> _Task instructions_
Retype every entry in its entirety, without alteration.

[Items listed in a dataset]
* * * * * * *
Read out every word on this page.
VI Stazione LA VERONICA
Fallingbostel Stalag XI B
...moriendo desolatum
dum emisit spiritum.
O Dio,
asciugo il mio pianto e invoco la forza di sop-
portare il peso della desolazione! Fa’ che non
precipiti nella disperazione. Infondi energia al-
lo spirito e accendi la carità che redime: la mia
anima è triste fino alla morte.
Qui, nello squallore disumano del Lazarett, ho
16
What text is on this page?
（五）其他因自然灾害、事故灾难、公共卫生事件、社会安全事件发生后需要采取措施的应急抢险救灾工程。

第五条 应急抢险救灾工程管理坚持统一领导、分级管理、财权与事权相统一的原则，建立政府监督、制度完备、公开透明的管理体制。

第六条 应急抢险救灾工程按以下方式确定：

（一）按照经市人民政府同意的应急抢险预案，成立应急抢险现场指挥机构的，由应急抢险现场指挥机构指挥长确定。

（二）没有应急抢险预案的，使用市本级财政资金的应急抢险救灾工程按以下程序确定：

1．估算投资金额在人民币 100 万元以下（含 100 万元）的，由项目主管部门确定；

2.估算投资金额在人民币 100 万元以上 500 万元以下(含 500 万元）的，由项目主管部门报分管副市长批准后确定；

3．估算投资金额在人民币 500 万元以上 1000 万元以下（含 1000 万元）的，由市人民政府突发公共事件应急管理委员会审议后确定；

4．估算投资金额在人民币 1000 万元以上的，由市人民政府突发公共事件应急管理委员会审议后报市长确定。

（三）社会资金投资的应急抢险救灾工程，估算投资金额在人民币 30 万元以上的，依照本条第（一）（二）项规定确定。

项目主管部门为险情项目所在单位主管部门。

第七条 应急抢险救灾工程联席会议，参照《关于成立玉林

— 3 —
* * * * * * *
> _Solution for this task_
Read out every word on this page.
VI Stazione LA VERONICA
Fallingbostel Stalag XI B
...moriendo desolatum
dum emisit spiritum.
O Dio,
asciugo il mio pianto e invoco la forza di sop-
portare il peso della desolazione! Fa’ che non
precipiti nella disperazione. Infondi energia al-
lo spirito e accendi la carità che redime: la mia
anima è triste fino alla morte.
Qui, nello squallore disumano del Lazarett, ho
16
What text is on this page?
（五）其他因自然灾害、事故灾难、公共卫生事件、社会安全事件发生后需要采取措施的应急抢险救灾工程。

第五条 应急抢险救灾工程管理坚持统一领导、分级管理、财权与事权相统一的原则，建立政府监督、制度完备、公开透明的管理体制。

第六条 应急抢险救灾工程按以下方式确定：

（一）按照经市人民政府同意的应急抢险预案，成立应急抢险现场指挥机构的，由应急抢险现场指挥机构指挥长确定。

（二）没有应急抢险预案的，使用市本级财政资金的应急抢险救灾工程按以下程序确定：

1．估算投资金额在人民币 100 万元以下（含 100 万元）的，由项目主管部门确定；

2.估算投资金额在人民币 100 万元以上 500 万元以下(含 500 万元）的，由项目主管部门报分管副市长批准后确定；

3．估算投资金额在人民币 500 万元以上 1000 万元以下（含 1000 万元）的，由市人民政府突发公共事件应急管理委员会审议后确定；

4．估算投资金额在人民币 1000 万元以上的，由市人民政府突发公共事件应急管理委员会审议后报市长确定。

（三）社会资金投资的应急抢险救灾工程，估算投资金额在人民币 30 万元以上的，依照本条第（一）（二）项规定确定。

项目主管部门为险情项目所在单位主管部门。

第七条 应急抢险救灾工程联席会议，参照《关于成立玉林

— 3 —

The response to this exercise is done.